◆ What to do ◆
Look over the entries that follow and work out how many lines contain "Daily". State the number only.

[Figure content listings]

--

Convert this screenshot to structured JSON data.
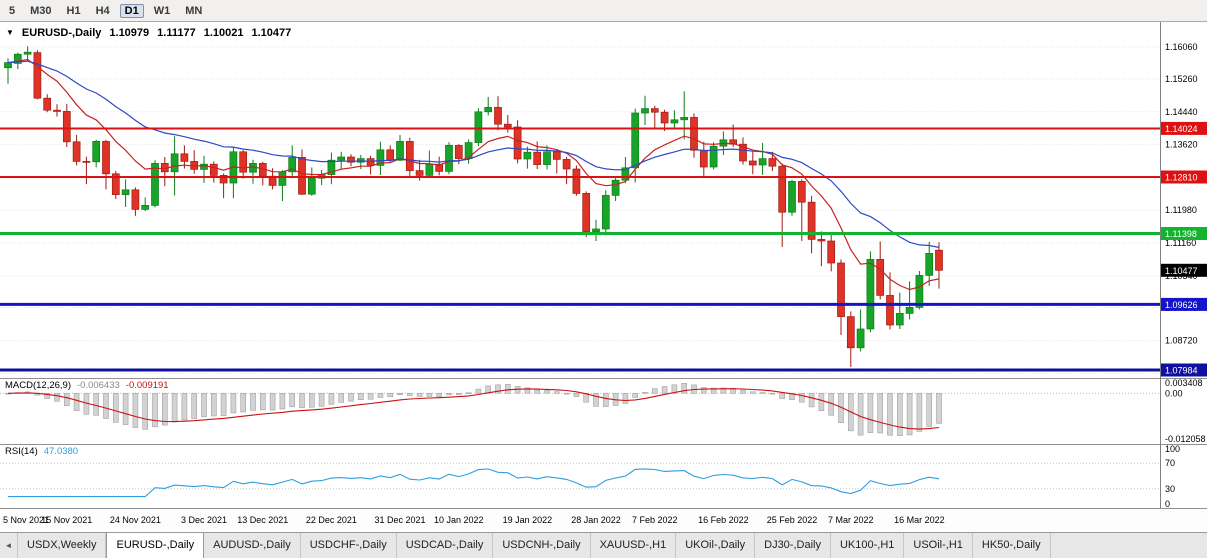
{
  "toolbar": {
    "timeframes": [
      {
        "label": "5",
        "active": false
      },
      {
        "label": "M30",
        "active": false
      },
      {
        "label": "H1",
        "active": false
      },
      {
        "label": "H4",
        "active": false
      },
      {
        "label": "D1",
        "active": true
      },
      {
        "label": "W1",
        "active": false
      },
      {
        "label": "MN",
        "active": false
      }
    ]
  },
  "ohlc_overlay": {
    "expander": "▼",
    "symbol": "EURUSD-,Daily",
    "open": "1.10979",
    "high": "1.11177",
    "low": "1.10021",
    "close": "1.10477"
  },
  "chart_data": {
    "type": "candlestick",
    "symbol": "EURUSD-",
    "timeframe": "Daily",
    "price_axis": {
      "top_price": 1.16685,
      "bottom_price": 1.07785,
      "labels": [
        "1.16060",
        "1.15260",
        "1.14440",
        "1.13620",
        "1.12810",
        "1.11980",
        "1.11160",
        "1.10340",
        "1.09540",
        "1.08720",
        "1.07900"
      ]
    },
    "horizontal_lines": [
      {
        "price": 1.14024,
        "label": "1.14024",
        "color": "#dd1111",
        "width": 2
      },
      {
        "price": 1.1281,
        "label": "1.12810",
        "color": "#dd1111",
        "width": 2
      },
      {
        "price": 1.11398,
        "label": "1.11398",
        "color": "#12b32e",
        "width": 3
      },
      {
        "price": 1.09626,
        "label": "1.09626",
        "color": "#1414cc",
        "width": 3
      },
      {
        "price": 1.07984,
        "label": "1.07984",
        "color": "#10109e",
        "width": 3
      }
    ],
    "last_price_badge": {
      "price": 1.10477,
      "label": "1.10477",
      "color": "#000000"
    },
    "moving_averages": [
      {
        "name": "ma-fast-red-line",
        "period": 10,
        "color": "#c82222"
      },
      {
        "name": "ma-slow-blue-line",
        "period": 25,
        "color": "#2c49c8"
      }
    ],
    "candles": [
      [
        1.1554,
        1.1578,
        1.1514,
        1.1567
      ],
      [
        1.1565,
        1.1592,
        1.1551,
        1.1588
      ],
      [
        1.1588,
        1.1608,
        1.157,
        1.1593
      ],
      [
        1.1592,
        1.1598,
        1.1475,
        1.1478
      ],
      [
        1.1478,
        1.1488,
        1.1443,
        1.1448
      ],
      [
        1.1448,
        1.1463,
        1.1432,
        1.1445
      ],
      [
        1.1445,
        1.1464,
        1.1356,
        1.1369
      ],
      [
        1.1369,
        1.1386,
        1.131,
        1.132
      ],
      [
        1.132,
        1.1332,
        1.1263,
        1.1319
      ],
      [
        1.1319,
        1.1374,
        1.1305,
        1.137
      ],
      [
        1.137,
        1.1374,
        1.125,
        1.1289
      ],
      [
        1.1289,
        1.1296,
        1.1226,
        1.1237
      ],
      [
        1.1237,
        1.1275,
        1.1206,
        1.1249
      ],
      [
        1.1249,
        1.1255,
        1.1184,
        1.12
      ],
      [
        1.12,
        1.123,
        1.1196,
        1.121
      ],
      [
        1.121,
        1.1323,
        1.1205,
        1.1315
      ],
      [
        1.1315,
        1.1331,
        1.1258,
        1.1294
      ],
      [
        1.1294,
        1.1383,
        1.1235,
        1.1339
      ],
      [
        1.1339,
        1.136,
        1.1302,
        1.132
      ],
      [
        1.132,
        1.1348,
        1.1289,
        1.13
      ],
      [
        1.13,
        1.1334,
        1.1266,
        1.1313
      ],
      [
        1.1313,
        1.132,
        1.1267,
        1.1285
      ],
      [
        1.1285,
        1.129,
        1.1228,
        1.1266
      ],
      [
        1.1266,
        1.1355,
        1.1228,
        1.1344
      ],
      [
        1.1344,
        1.1348,
        1.1277,
        1.1293
      ],
      [
        1.1293,
        1.1324,
        1.1264,
        1.1315
      ],
      [
        1.1315,
        1.1319,
        1.126,
        1.1283
      ],
      [
        1.1283,
        1.1303,
        1.125,
        1.126
      ],
      [
        1.126,
        1.1298,
        1.1221,
        1.1294
      ],
      [
        1.1294,
        1.136,
        1.1278,
        1.133
      ],
      [
        1.133,
        1.135,
        1.1236,
        1.1238
      ],
      [
        1.1238,
        1.1305,
        1.1234,
        1.1278
      ],
      [
        1.1278,
        1.1299,
        1.1261,
        1.1287
      ],
      [
        1.1287,
        1.1342,
        1.1263,
        1.1323
      ],
      [
        1.1323,
        1.1344,
        1.13,
        1.1331
      ],
      [
        1.1331,
        1.1338,
        1.1308,
        1.1318
      ],
      [
        1.1318,
        1.1336,
        1.1301,
        1.1327
      ],
      [
        1.1327,
        1.1334,
        1.1287,
        1.131
      ],
      [
        1.131,
        1.1369,
        1.1286,
        1.1349
      ],
      [
        1.1349,
        1.136,
        1.1316,
        1.1323
      ],
      [
        1.1323,
        1.1386,
        1.1321,
        1.137
      ],
      [
        1.137,
        1.1379,
        1.1279,
        1.1297
      ],
      [
        1.1297,
        1.1324,
        1.1272,
        1.1285
      ],
      [
        1.1285,
        1.1347,
        1.1278,
        1.1313
      ],
      [
        1.1313,
        1.1332,
        1.1285,
        1.1295
      ],
      [
        1.1295,
        1.1368,
        1.1288,
        1.136
      ],
      [
        1.136,
        1.1363,
        1.1313,
        1.1327
      ],
      [
        1.1327,
        1.1375,
        1.1314,
        1.1367
      ],
      [
        1.1367,
        1.1453,
        1.1358,
        1.1444
      ],
      [
        1.1444,
        1.1481,
        1.1435,
        1.1455
      ],
      [
        1.1455,
        1.1483,
        1.1398,
        1.1413
      ],
      [
        1.1413,
        1.1436,
        1.1392,
        1.1406
      ],
      [
        1.1406,
        1.1423,
        1.1315,
        1.1326
      ],
      [
        1.1326,
        1.1357,
        1.1302,
        1.1343
      ],
      [
        1.1343,
        1.137,
        1.1301,
        1.1312
      ],
      [
        1.1312,
        1.136,
        1.13,
        1.1344
      ],
      [
        1.1344,
        1.1349,
        1.129,
        1.1325
      ],
      [
        1.1325,
        1.1331,
        1.1263,
        1.1301
      ],
      [
        1.1301,
        1.131,
        1.1234,
        1.124
      ],
      [
        1.124,
        1.1245,
        1.1131,
        1.1144
      ],
      [
        1.1144,
        1.1174,
        1.1121,
        1.1151
      ],
      [
        1.1151,
        1.1248,
        1.1135,
        1.1235
      ],
      [
        1.1235,
        1.1279,
        1.1221,
        1.1273
      ],
      [
        1.1273,
        1.1331,
        1.1266,
        1.1304
      ],
      [
        1.1304,
        1.1452,
        1.1267,
        1.1441
      ],
      [
        1.1441,
        1.1484,
        1.1411,
        1.1452
      ],
      [
        1.1452,
        1.1459,
        1.14,
        1.1443
      ],
      [
        1.1443,
        1.1449,
        1.1396,
        1.1416
      ],
      [
        1.1416,
        1.1448,
        1.1403,
        1.1424
      ],
      [
        1.1424,
        1.1495,
        1.1375,
        1.143
      ],
      [
        1.143,
        1.144,
        1.1329,
        1.1348
      ],
      [
        1.1348,
        1.1369,
        1.1278,
        1.1306
      ],
      [
        1.1306,
        1.1368,
        1.13,
        1.1358
      ],
      [
        1.1358,
        1.1395,
        1.1336,
        1.1374
      ],
      [
        1.1374,
        1.1412,
        1.1356,
        1.1363
      ],
      [
        1.1363,
        1.138,
        1.1312,
        1.1321
      ],
      [
        1.1321,
        1.1346,
        1.1288,
        1.1311
      ],
      [
        1.1311,
        1.1366,
        1.1286,
        1.1327
      ],
      [
        1.1327,
        1.1344,
        1.1296,
        1.1308
      ],
      [
        1.1308,
        1.1315,
        1.1106,
        1.1193
      ],
      [
        1.1193,
        1.1274,
        1.1184,
        1.127
      ],
      [
        1.127,
        1.1275,
        1.1121,
        1.1218
      ],
      [
        1.1218,
        1.1234,
        1.109,
        1.1125
      ],
      [
        1.1125,
        1.1145,
        1.1058,
        1.1121
      ],
      [
        1.1121,
        1.1139,
        1.1045,
        1.1066
      ],
      [
        1.1066,
        1.1075,
        1.0886,
        1.0932
      ],
      [
        1.0932,
        1.0945,
        1.0806,
        1.0854
      ],
      [
        1.0854,
        1.095,
        1.0845,
        1.0901
      ],
      [
        1.0901,
        1.1095,
        1.0893,
        1.1075
      ],
      [
        1.1075,
        1.112,
        1.0975,
        1.0985
      ],
      [
        1.0985,
        1.1043,
        1.09,
        1.0911
      ],
      [
        1.0911,
        1.0992,
        1.0901,
        1.094
      ],
      [
        1.094,
        1.102,
        1.0925,
        1.0955
      ],
      [
        1.0955,
        1.1046,
        1.095,
        1.1035
      ],
      [
        1.1035,
        1.1119,
        1.1009,
        1.109
      ],
      [
        1.10979,
        1.11177,
        1.10021,
        1.10477
      ]
    ],
    "x_labels": [
      {
        "text": "5 Nov 2021",
        "i": 0
      },
      {
        "text": "15 Nov 2021",
        "i": 6
      },
      {
        "text": "24 Nov 2021",
        "i": 13
      },
      {
        "text": "3 Dec 2021",
        "i": 20
      },
      {
        "text": "13 Dec 2021",
        "i": 26
      },
      {
        "text": "22 Dec 2021",
        "i": 33
      },
      {
        "text": "31 Dec 2021",
        "i": 40
      },
      {
        "text": "10 Jan 2022",
        "i": 46
      },
      {
        "text": "19 Jan 2022",
        "i": 53
      },
      {
        "text": "28 Jan 2022",
        "i": 60
      },
      {
        "text": "7 Feb 2022",
        "i": 66
      },
      {
        "text": "16 Feb 2022",
        "i": 73
      },
      {
        "text": "25 Feb 2022",
        "i": 80
      },
      {
        "text": "7 Mar 2022",
        "i": 86
      },
      {
        "text": "16 Mar 2022",
        "i": 93
      }
    ],
    "macd": {
      "label": "MACD(12,26,9)",
      "main_value": "-0.006433",
      "signal_value": "-0.009191",
      "params": [
        12,
        26,
        9
      ],
      "axis_labels": [
        {
          "text": "0.003408",
          "v": 0.003408
        },
        {
          "text": "0.00",
          "v": 0
        },
        {
          "text": "-0.012058",
          "v": -0.012058
        }
      ],
      "histogram_color": "#d2d2d2",
      "signal_color": "#cc1111"
    },
    "rsi": {
      "label": "RSI(14)",
      "value": "47.0380",
      "period": 14,
      "color": "#2f9de0",
      "levels": [
        70,
        30
      ],
      "axis_labels": [
        {
          "text": "100",
          "v": 100
        },
        {
          "text": "70",
          "v": 70
        },
        {
          "text": "30",
          "v": 30
        },
        {
          "text": "0",
          "v": 0
        }
      ]
    },
    "colors": {
      "bull": "#18a428",
      "bull_border": "#0b7c18",
      "bear": "#e03328",
      "bear_border": "#9c1c12",
      "grid": "#e2e2e2",
      "axis_text": "#000000"
    }
  },
  "tabs": {
    "scroll_left": "◄",
    "items": [
      {
        "label": "USDX,Weekly",
        "active": false
      },
      {
        "label": "EURUSD-,Daily",
        "active": true
      },
      {
        "label": "AUDUSD-,Daily",
        "active": false
      },
      {
        "label": "USDCHF-,Daily",
        "active": false
      },
      {
        "label": "USDCAD-,Daily",
        "active": false
      },
      {
        "label": "USDCNH-,Daily",
        "active": false
      },
      {
        "label": "XAUUSD-,H1",
        "active": false
      },
      {
        "label": "UKOil-,Daily",
        "active": false
      },
      {
        "label": "DJ30-,Daily",
        "active": false
      },
      {
        "label": "UK100-,H1",
        "active": false
      },
      {
        "label": "USOil-,H1",
        "active": false
      },
      {
        "label": "HK50-,Daily",
        "active": false
      }
    ]
  }
}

--

◆ Complete output ◆
10